Stored data:
————————
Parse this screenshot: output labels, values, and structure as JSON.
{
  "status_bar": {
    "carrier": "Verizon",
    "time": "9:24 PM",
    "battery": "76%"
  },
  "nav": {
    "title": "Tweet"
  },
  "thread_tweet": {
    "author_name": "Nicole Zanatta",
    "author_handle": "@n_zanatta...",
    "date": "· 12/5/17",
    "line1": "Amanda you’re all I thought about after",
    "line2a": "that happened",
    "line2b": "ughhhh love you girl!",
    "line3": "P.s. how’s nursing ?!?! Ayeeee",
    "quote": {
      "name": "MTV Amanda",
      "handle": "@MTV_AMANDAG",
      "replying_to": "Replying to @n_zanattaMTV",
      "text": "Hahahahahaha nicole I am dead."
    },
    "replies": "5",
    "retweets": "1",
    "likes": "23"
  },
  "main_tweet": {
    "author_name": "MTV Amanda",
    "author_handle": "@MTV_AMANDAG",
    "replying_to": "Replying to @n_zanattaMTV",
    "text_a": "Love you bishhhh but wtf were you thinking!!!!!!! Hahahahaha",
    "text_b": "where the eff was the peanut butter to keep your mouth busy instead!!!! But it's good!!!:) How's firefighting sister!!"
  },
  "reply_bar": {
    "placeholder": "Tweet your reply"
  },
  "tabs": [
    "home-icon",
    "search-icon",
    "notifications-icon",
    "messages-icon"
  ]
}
————————
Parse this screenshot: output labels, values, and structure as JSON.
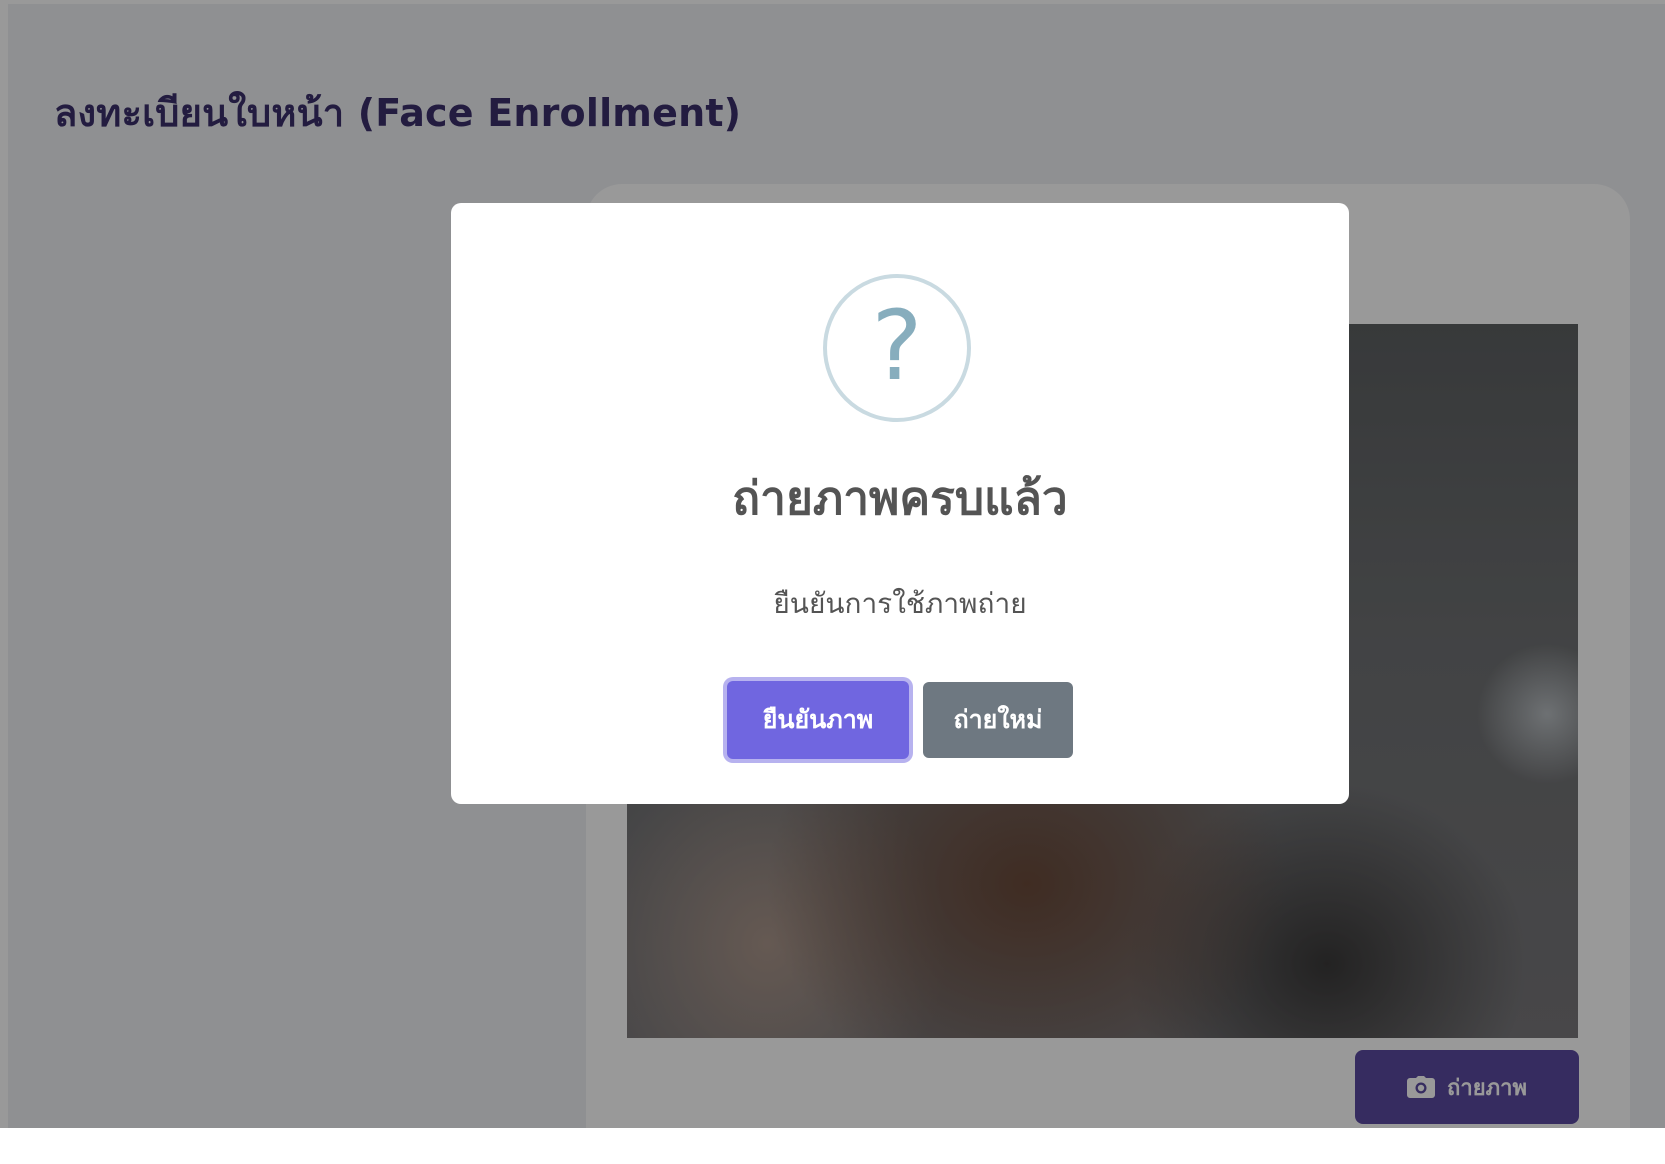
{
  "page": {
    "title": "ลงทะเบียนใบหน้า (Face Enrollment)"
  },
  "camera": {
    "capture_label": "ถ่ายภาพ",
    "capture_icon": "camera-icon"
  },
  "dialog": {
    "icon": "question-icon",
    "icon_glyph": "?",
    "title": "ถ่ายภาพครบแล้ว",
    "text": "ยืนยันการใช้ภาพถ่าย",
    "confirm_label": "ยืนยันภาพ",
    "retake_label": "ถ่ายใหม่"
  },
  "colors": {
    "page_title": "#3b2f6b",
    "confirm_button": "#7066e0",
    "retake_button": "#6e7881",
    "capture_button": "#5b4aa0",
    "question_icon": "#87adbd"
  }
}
————————
Which lines contain "your"? Copy each of them.

__The response__:
    "text_b": "where the eff was the peanut butter to keep your mouth busy instead!!!! But it's good!!!:) How's firefighting sister!!"
    "placeholder": "Tweet your reply"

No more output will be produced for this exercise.